WRITTEN EXERCISE: In the entries below, find the lines with the word "sprzedaży" and copy them.

** start **

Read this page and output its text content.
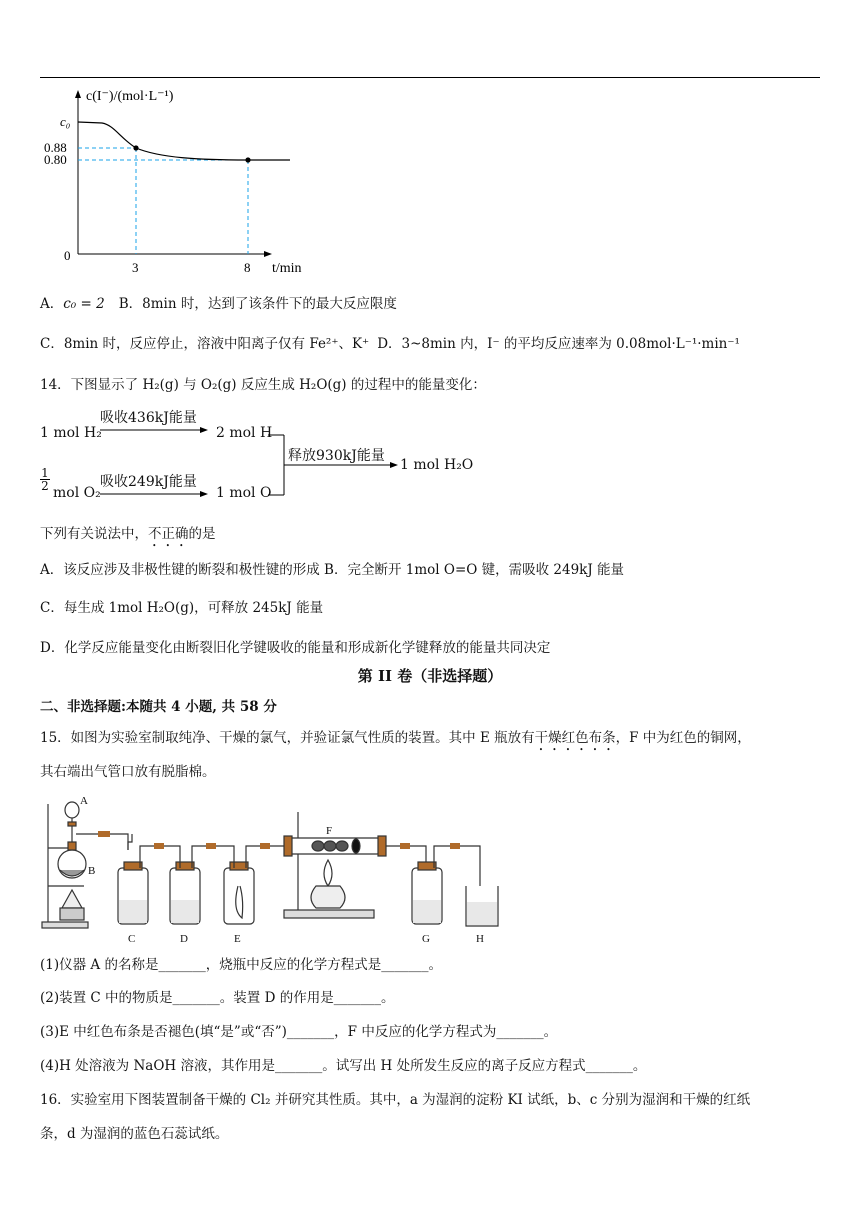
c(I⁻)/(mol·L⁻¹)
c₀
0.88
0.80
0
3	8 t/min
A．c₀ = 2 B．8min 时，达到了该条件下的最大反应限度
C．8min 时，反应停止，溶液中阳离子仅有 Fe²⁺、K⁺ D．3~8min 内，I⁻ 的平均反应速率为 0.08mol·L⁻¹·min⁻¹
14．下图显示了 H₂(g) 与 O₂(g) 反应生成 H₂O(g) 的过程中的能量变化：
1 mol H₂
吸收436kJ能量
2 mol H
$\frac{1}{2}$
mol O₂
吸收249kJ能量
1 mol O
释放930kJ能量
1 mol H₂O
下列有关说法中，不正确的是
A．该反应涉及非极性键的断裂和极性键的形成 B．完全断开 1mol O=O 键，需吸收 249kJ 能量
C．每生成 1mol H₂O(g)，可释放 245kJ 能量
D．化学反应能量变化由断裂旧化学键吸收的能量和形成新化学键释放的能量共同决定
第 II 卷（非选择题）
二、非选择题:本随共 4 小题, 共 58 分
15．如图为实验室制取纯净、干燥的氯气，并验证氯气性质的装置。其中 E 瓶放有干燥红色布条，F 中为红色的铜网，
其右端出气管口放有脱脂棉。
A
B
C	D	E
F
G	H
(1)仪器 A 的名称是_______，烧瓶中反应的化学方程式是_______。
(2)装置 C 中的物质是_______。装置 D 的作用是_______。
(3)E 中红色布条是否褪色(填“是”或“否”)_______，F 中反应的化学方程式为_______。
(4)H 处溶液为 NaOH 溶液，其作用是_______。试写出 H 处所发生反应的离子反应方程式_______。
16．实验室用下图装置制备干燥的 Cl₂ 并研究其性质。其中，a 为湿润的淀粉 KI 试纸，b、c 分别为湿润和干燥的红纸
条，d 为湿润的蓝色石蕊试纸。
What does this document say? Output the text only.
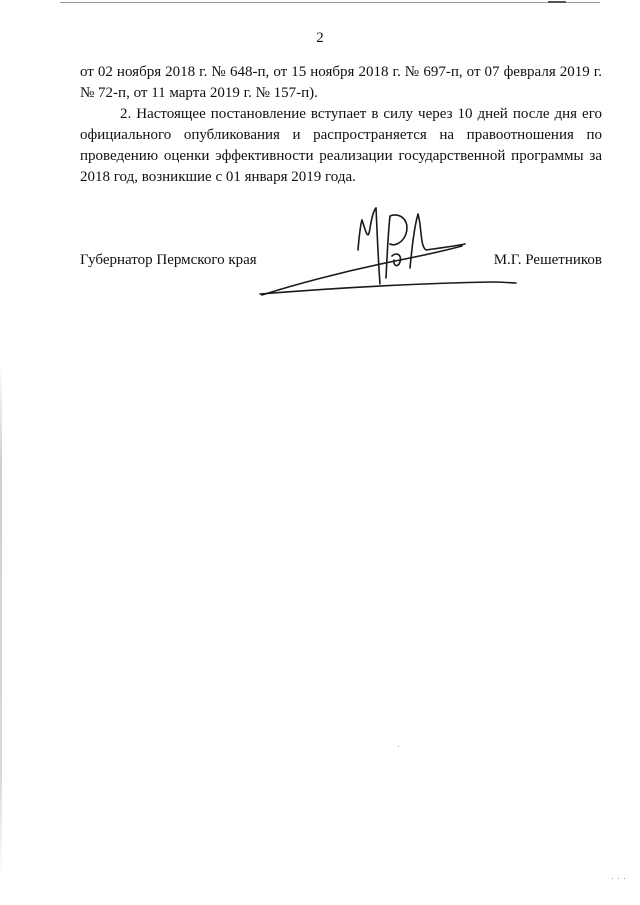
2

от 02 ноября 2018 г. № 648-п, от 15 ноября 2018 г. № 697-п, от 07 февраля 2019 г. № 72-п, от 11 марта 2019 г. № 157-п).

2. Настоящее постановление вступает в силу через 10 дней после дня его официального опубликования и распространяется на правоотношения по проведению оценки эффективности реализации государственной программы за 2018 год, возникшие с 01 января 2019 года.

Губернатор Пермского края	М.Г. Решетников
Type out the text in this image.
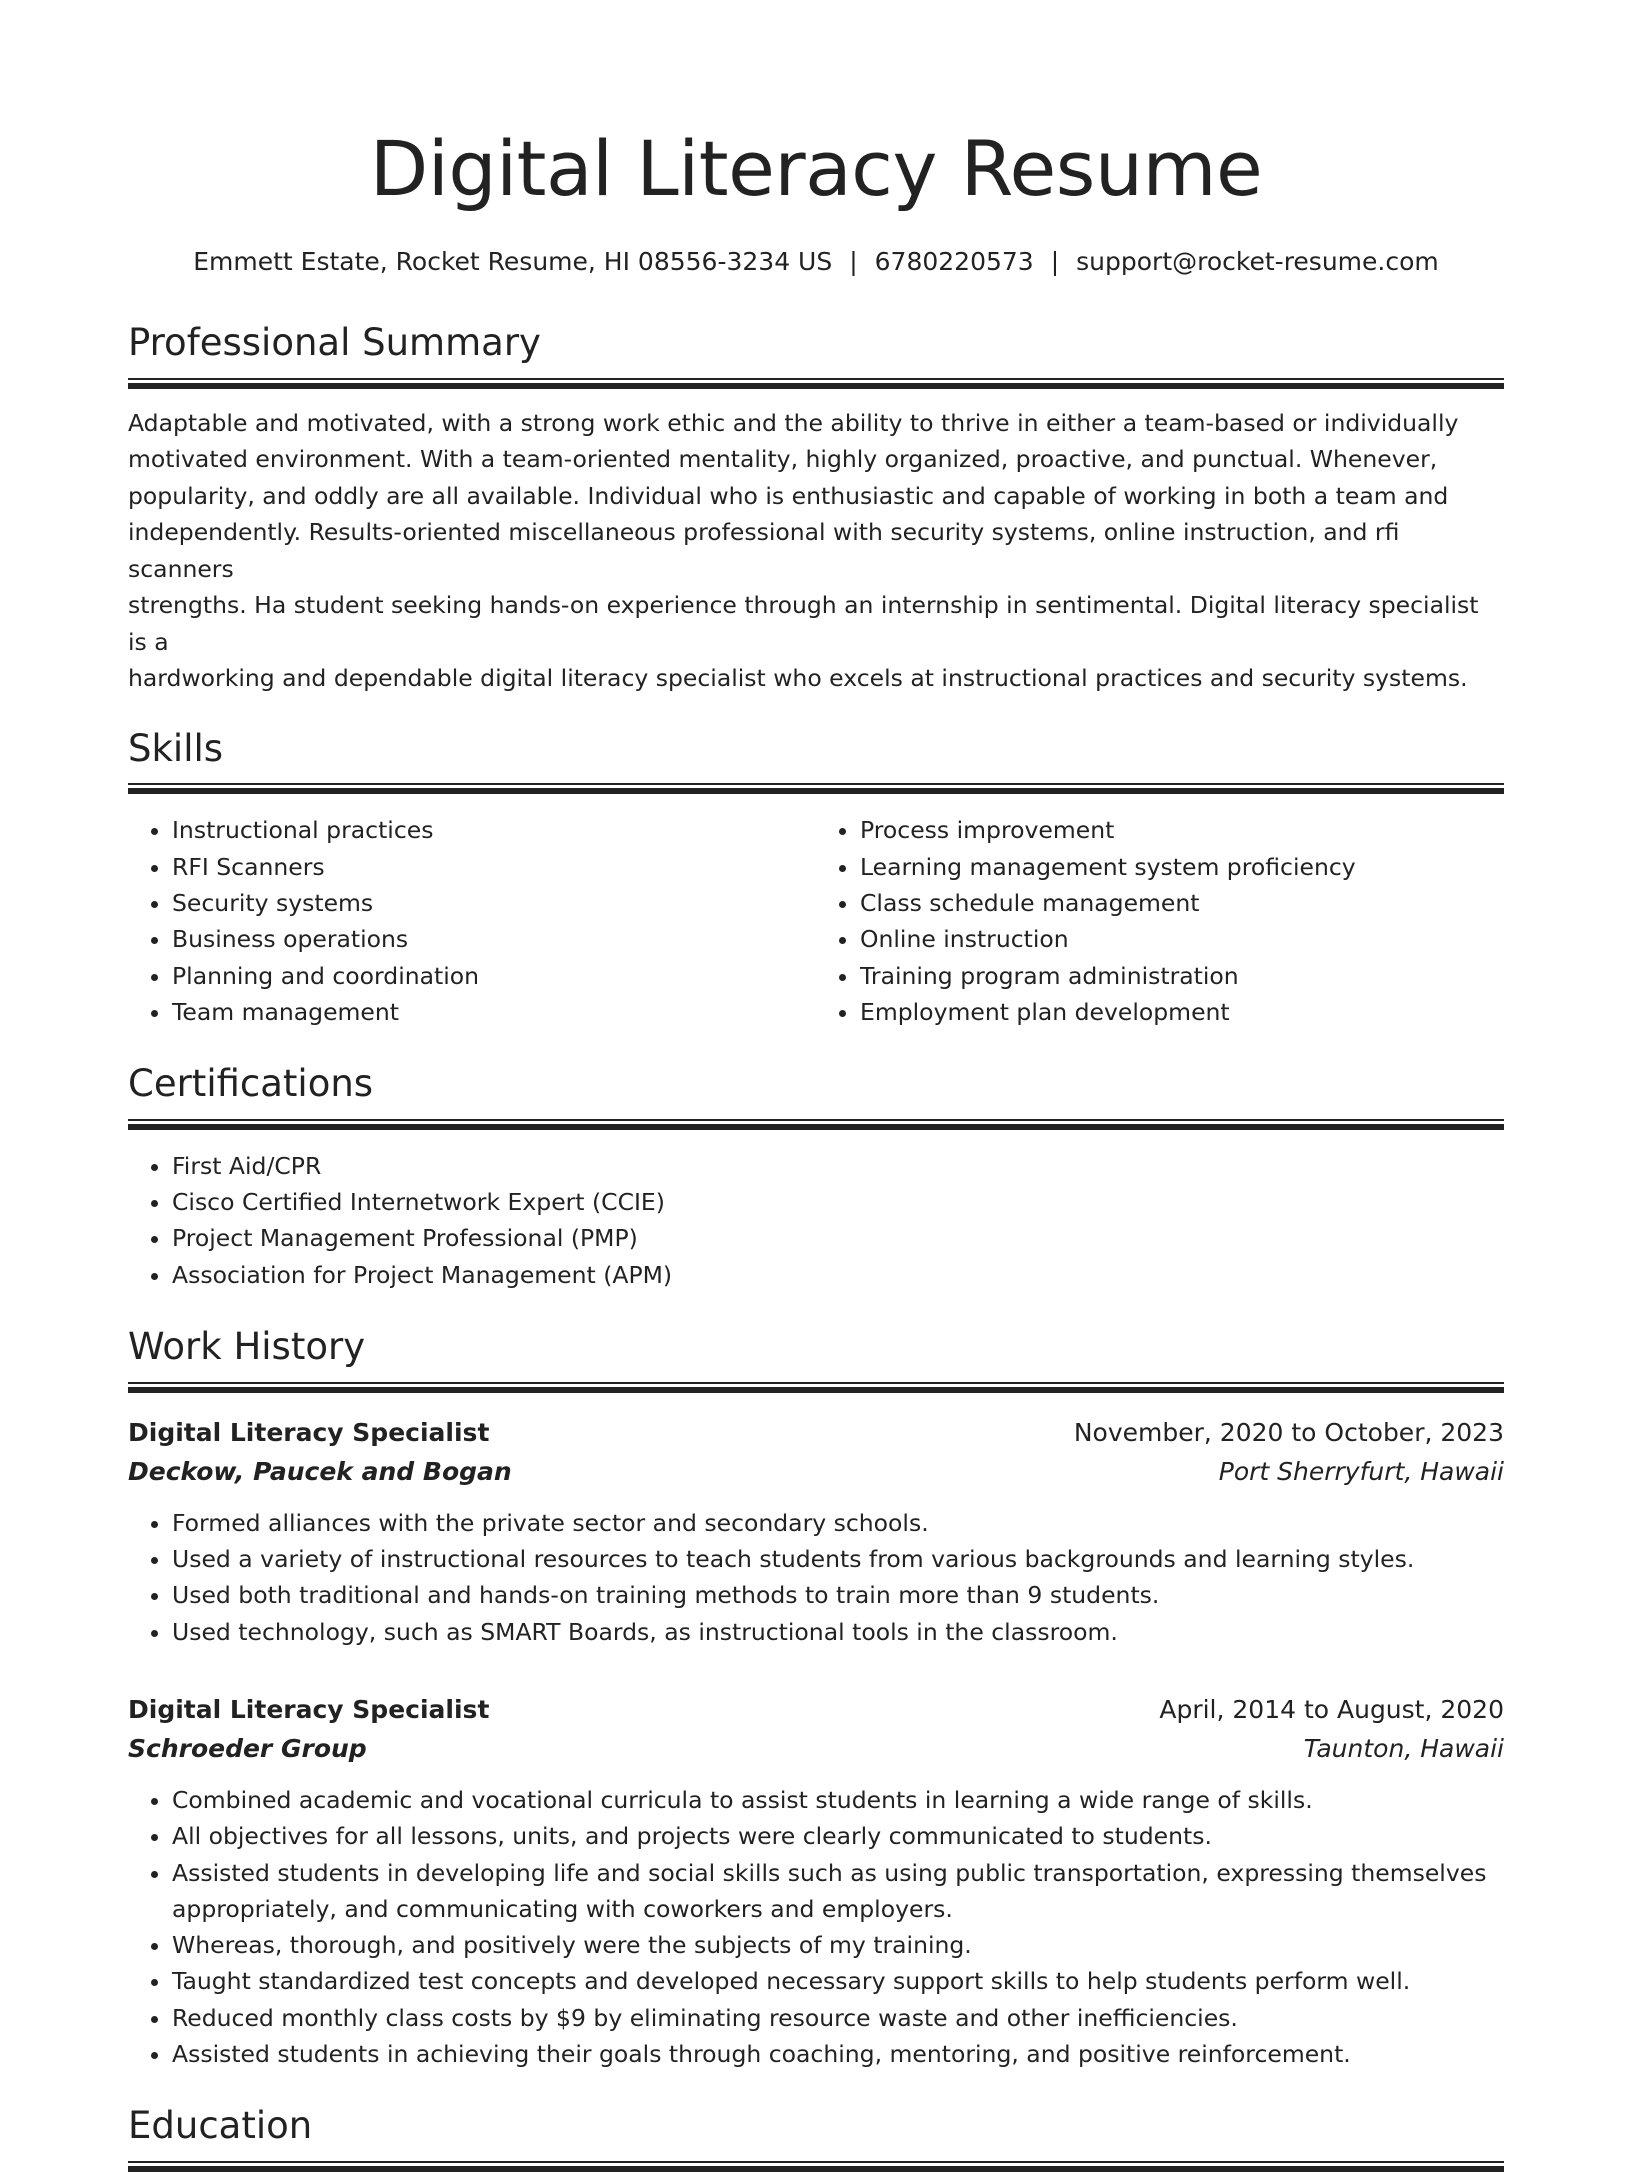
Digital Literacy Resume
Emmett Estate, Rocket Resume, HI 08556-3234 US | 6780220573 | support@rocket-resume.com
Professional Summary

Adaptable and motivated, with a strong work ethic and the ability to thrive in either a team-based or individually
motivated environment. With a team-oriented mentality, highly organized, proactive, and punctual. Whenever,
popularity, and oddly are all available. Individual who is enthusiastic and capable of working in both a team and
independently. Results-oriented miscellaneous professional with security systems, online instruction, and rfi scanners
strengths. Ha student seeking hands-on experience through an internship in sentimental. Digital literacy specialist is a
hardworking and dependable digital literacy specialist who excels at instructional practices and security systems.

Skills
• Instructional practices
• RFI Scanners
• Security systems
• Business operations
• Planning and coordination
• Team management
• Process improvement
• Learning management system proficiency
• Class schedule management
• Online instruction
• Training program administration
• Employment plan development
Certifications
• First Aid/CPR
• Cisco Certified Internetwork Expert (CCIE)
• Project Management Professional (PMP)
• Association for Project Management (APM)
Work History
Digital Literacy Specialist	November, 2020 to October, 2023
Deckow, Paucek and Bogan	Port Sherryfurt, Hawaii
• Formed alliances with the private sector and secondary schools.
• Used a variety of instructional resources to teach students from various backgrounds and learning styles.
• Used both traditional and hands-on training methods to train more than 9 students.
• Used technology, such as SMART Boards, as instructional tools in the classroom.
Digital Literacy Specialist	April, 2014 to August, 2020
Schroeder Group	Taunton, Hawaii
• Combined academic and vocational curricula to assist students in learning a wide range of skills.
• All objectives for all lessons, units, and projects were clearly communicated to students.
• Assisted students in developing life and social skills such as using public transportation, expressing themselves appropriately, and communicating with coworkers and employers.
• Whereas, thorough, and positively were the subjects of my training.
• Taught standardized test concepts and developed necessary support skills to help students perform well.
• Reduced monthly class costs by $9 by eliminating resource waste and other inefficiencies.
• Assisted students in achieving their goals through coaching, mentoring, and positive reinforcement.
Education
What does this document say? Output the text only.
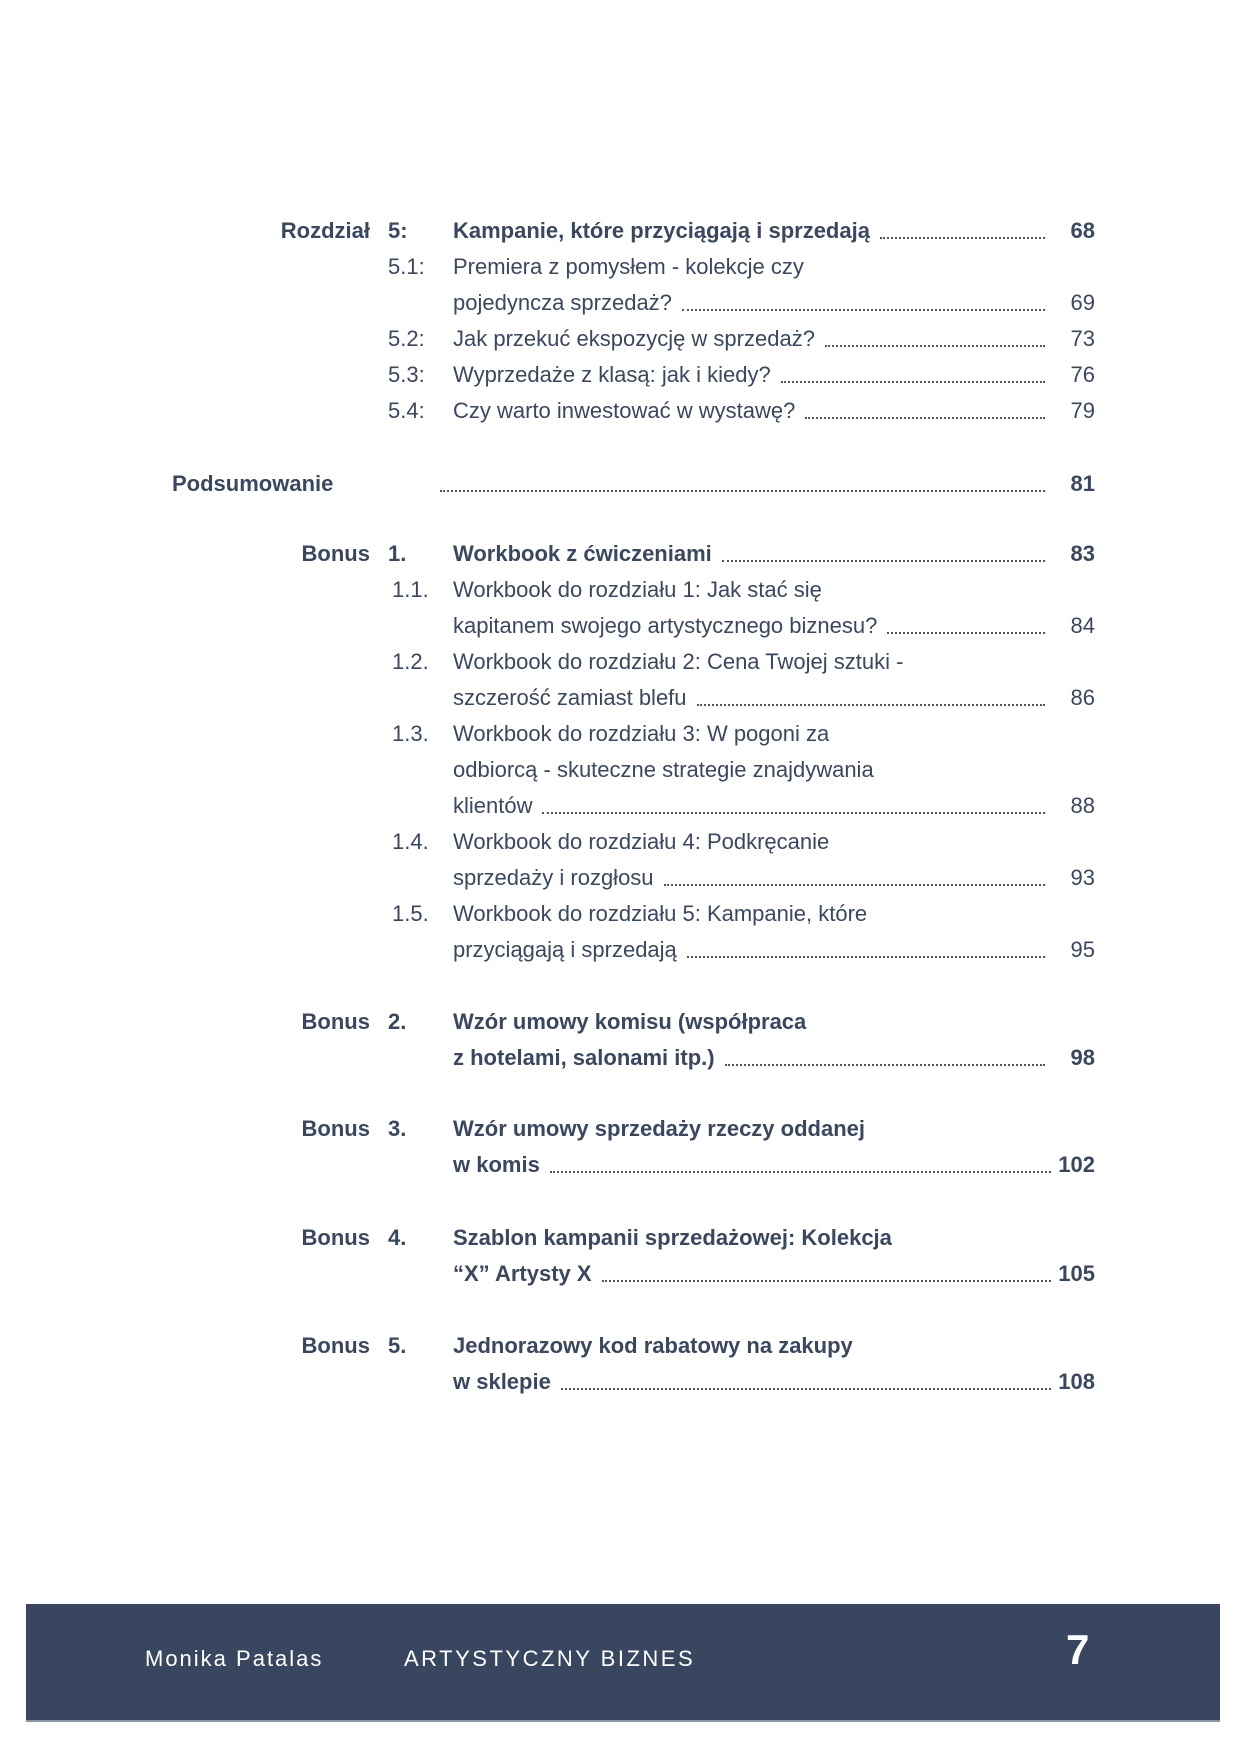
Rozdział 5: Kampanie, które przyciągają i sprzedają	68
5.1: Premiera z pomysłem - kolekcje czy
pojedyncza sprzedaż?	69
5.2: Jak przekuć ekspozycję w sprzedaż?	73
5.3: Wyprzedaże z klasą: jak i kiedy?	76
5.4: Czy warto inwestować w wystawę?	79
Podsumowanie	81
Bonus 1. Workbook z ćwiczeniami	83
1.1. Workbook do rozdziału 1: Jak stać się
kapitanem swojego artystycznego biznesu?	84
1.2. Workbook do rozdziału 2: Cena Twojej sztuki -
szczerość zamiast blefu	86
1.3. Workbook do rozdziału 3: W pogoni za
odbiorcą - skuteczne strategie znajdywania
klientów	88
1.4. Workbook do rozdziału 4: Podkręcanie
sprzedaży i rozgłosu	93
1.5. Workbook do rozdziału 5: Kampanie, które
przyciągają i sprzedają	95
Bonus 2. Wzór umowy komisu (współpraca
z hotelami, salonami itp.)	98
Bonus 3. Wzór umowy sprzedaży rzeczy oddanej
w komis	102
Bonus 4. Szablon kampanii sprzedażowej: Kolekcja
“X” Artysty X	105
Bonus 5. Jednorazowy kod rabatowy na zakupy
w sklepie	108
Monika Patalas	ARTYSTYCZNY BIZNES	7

** end **

FINISHED EXERCISE:
sprzedaży i rozgłosu	93
Bonus 3. Wzór umowy sprzedaży rzeczy oddanej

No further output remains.